*Provided material*:

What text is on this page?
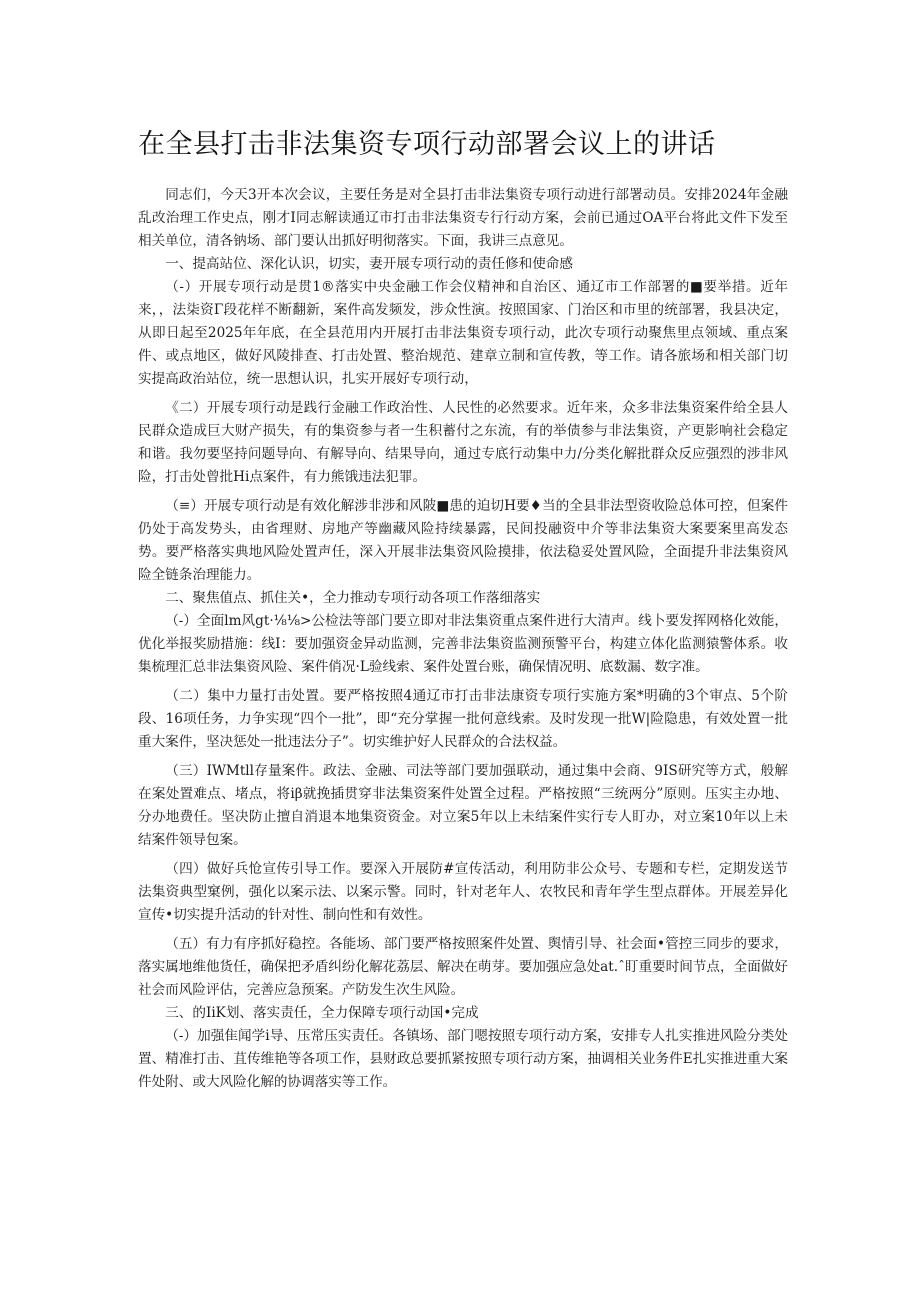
在全县打击非法集资专项行动部署会议上的讲话

同志们，今天3开本次会议，主要任务是对全县打击非法集资专项行动进行部署动员。安排2024年金融乱改治理工作史点，刚才I同志解读通辽市打击非法集资专行行动方案，会前已通过OA平台将此文件下发至相关单位，清各钠场、部门要认出抓好明彻落实。下面，我讲三点意见。

一、提高站位、深化认识，切实，妻开展专项行动的责任修和使命感

（-）开展专项行动是贯1®落实中央金融工作会仪精神和自治区、通辽市工作部署的■要举措。近年来，，法柒资Γ段花样不断翻新，案件高发频发，涉众性演。按照国家、门治区和市里的统部署，我县决定，从即日起至2025年年底，在全县范用内开展打击非法集资专项行动，此次专项行动聚焦里点领域、重点案件、或点地区，做好风陵排查、打击处置、整治规范、建章立制和宣传教，等工作。请各旅场和相关部门切实提高政治站位，统一思想认识，扎实开展好专项行动，

《二）开展专项行动是践行金融工作政治性、人民性的必然要求。近年来，众多非法集资案件给全县人民群众造成巨大财产损失，有的集资参与者一生积蓄付之东流，有的举债参与非法集资，产更影响社会稳定和谐。我勿要坚持问题导向、有解导向、结果导向，通过专底行动集中力/分类化解批群众反应强烈的涉非风险，打击处曾批Hi点案件，有力熊饿违法犯罪。

（≡）开展专项行动是有效化解涉非涉和风陂■患的迫切H要♦当的全县非法型资收险总体可控，但案件仍处于高发势头，由省理财、房地产等幽藏风险持续暴露，民间投融资中介等非法集资大案要案里高发态势。要严格落实典地风险处置声任，深入开展非法集资风险摸排，依法稳妥处置风险，全面提升非法集资风险全链条治理能力。

二、聚焦值点、抓住关•，全力推动专项行动各项工作落细落实

（-）全面lm风gt·⅛⅛>公检法等部门要立即对非法集资重点案件进行大清声。线卜要发挥网格化效能，优化举报奖励措施：线I：要加强资金异动监测，完善非法集资监测预警平台，构建立体化监测猿警体系。收集梳理汇总非法集资风险、案件俏况·L验线索、案件处置台账，确保情况明、底数漏、数字准。

（二）集中力量打击处置。要严格按照4通辽市打击非法康资专项行实施方案*明确的3个审点、5个阶段、16项任务，力争实现“四个一批”，即“充分掌握一批何意线索。及时发现一批W|险隐患，有效处置一批重大案件，坚决惩处一批违法分子”。切实维护好人民群众的合法权益。

（三）IWMtll存量案件。政法、金融、司法等部门要加强联动，通过集中会商、9IS研究等方式，般解在案处置难点、堵点，将iβ就挽插贯穿非法集资案件处置全过程。严格按照“三统两分”原则。压实主办地、分办地费任。坚决防止擅自消退本地集资资金。对立案5年以上未结案件实行专人盯办，对立案10年以上未结案件领导包案。

（四）做好兵怆宣传引导工作。要深入开展防#宣传活动，利用防非公众号、专题和专栏，定期发送节法集资典型窠例，强化以案示法、以案示警。同时，针对老年人、农牧民和青年学生型点群体。开展差异化宣传•切实提升活动的针对性、制向性和有效性。

（五）有力有序抓好稳控。各能场、部门要严格按照案件处置、舆情引导、社会面•管控三同步的要求，落实属地维他货任，确保把矛盾纠纷化解花荔层、解决在萌芽。要加强应急处at.ˆ盯重要时间节点，全面做好社会而风险评估，完善应急预案。产防发生次生风险。

三、的IiK划、落实责任，全力保障专项行动国•完成

（-）加强隹闻学i导、压常压实责任。各镇场、部门嗯按照专项行动方案，安排专人扎实推进风险分类处置、精准打击、苴传维艳等各项工作，县财政总要抓紧按照专项行动方案，抽调相关业务件E扎实推进重大案件处附、或大风险化解的协调落实等工作。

*What you are asked to do*: Images in the data above are to be skipped. Retype all other material exactly.

*Answer for this exercise*:
What text is on this page?
在全县打击非法集资专项行动部署会议上的讲话

同志们，今天3开本次会议，主要任务是对全县打击非法集资专项行动进行部署动员。安排2024年金融乱改治理工作史点，刚才I同志解读通辽市打击非法集资专行行动方案，会前已通过OA平台将此文件下发至相关单位，清各钠场、部门要认出抓好明彻落实。下面，我讲三点意见。

一、提高站位、深化认识，切实，妻开展专项行动的责任修和使命感

（-）开展专项行动是贯1®落实中央金融工作会仪精神和自治区、通辽市工作部署的■要举措。近年来，，法柒资Γ段花样不断翻新，案件高发频发，涉众性演。按照国家、门治区和市里的统部署，我县决定，从即日起至2025年年底，在全县范用内开展打击非法集资专项行动，此次专项行动聚焦里点领域、重点案件、或点地区，做好风陵排查、打击处置、整治规范、建章立制和宣传教，等工作。请各旅场和相关部门切实提高政治站位，统一思想认识，扎实开展好专项行动，

《二）开展专项行动是践行金融工作政治性、人民性的必然要求。近年来，众多非法集资案件给全县人民群众造成巨大财产损失，有的集资参与者一生积蓄付之东流，有的举债参与非法集资，产更影响社会稳定和谐。我勿要坚持问题导向、有解导向、结果导向，通过专底行动集中力/分类化解批群众反应强烈的涉非风险，打击处曾批Hi点案件，有力熊饿违法犯罪。

（≡）开展专项行动是有效化解涉非涉和风陂■患的迫切H要♦当的全县非法型资收险总体可控，但案件仍处于高发势头，由省理财、房地产等幽藏风险持续暴露，民间投融资中介等非法集资大案要案里高发态势。要严格落实典地风险处置声任，深入开展非法集资风险摸排，依法稳妥处置风险，全面提升非法集资风险全链条治理能力。

二、聚焦值点、抓住关•，全力推动专项行动各项工作落细落实

（-）全面lm风gt·⅛⅛>公检法等部门要立即对非法集资重点案件进行大清声。线卜要发挥网格化效能，优化举报奖励措施：线I：要加强资金异动监测，完善非法集资监测预警平台，构建立体化监测猿警体系。收集梳理汇总非法集资风险、案件俏况·L验线索、案件处置台账，确保情况明、底数漏、数字准。

（二）集中力量打击处置。要严格按照4通辽市打击非法康资专项行实施方案*明确的3个审点、5个阶段、16项任务，力争实现“四个一批”，即“充分掌握一批何意线索。及时发现一批W|险隐患，有效处置一批重大案件，坚决惩处一批违法分子”。切实维护好人民群众的合法权益。

（三）IWMtll存量案件。政法、金融、司法等部门要加强联动，通过集中会商、9IS研究等方式，般解在案处置难点、堵点，将iβ就挽插贯穿非法集资案件处置全过程。严格按照“三统两分”原则。压实主办地、分办地费任。坚决防止擅自消退本地集资资金。对立案5年以上未结案件实行专人盯办，对立案10年以上未结案件领导包案。

（四）做好兵怆宣传引导工作。要深入开展防#宣传活动，利用防非公众号、专题和专栏，定期发送节法集资典型窠例，强化以案示法、以案示警。同时，针对老年人、农牧民和青年学生型点群体。开展差异化宣传•切实提升活动的针对性、制向性和有效性。

（五）有力有序抓好稳控。各能场、部门要严格按照案件处置、舆情引导、社会面•管控三同步的要求，落实属地维他货任，确保把矛盾纠纷化解花荔层、解决在萌芽。要加强应急处at.ˆ盯重要时间节点，全面做好社会而风险评估，完善应急预案。产防发生次生风险。

三、的IiK划、落实责任，全力保障专项行动国•完成

（-）加强隹闻学i导、压常压实责任。各镇场、部门嗯按照专项行动方案，安排专人扎实推进风险分类处置、精准打击、苴传维艳等各项工作，县财政总要抓紧按照专项行动方案，抽调相关业务件E扎实推进重大案件处附、或大风险化解的协调落实等工作。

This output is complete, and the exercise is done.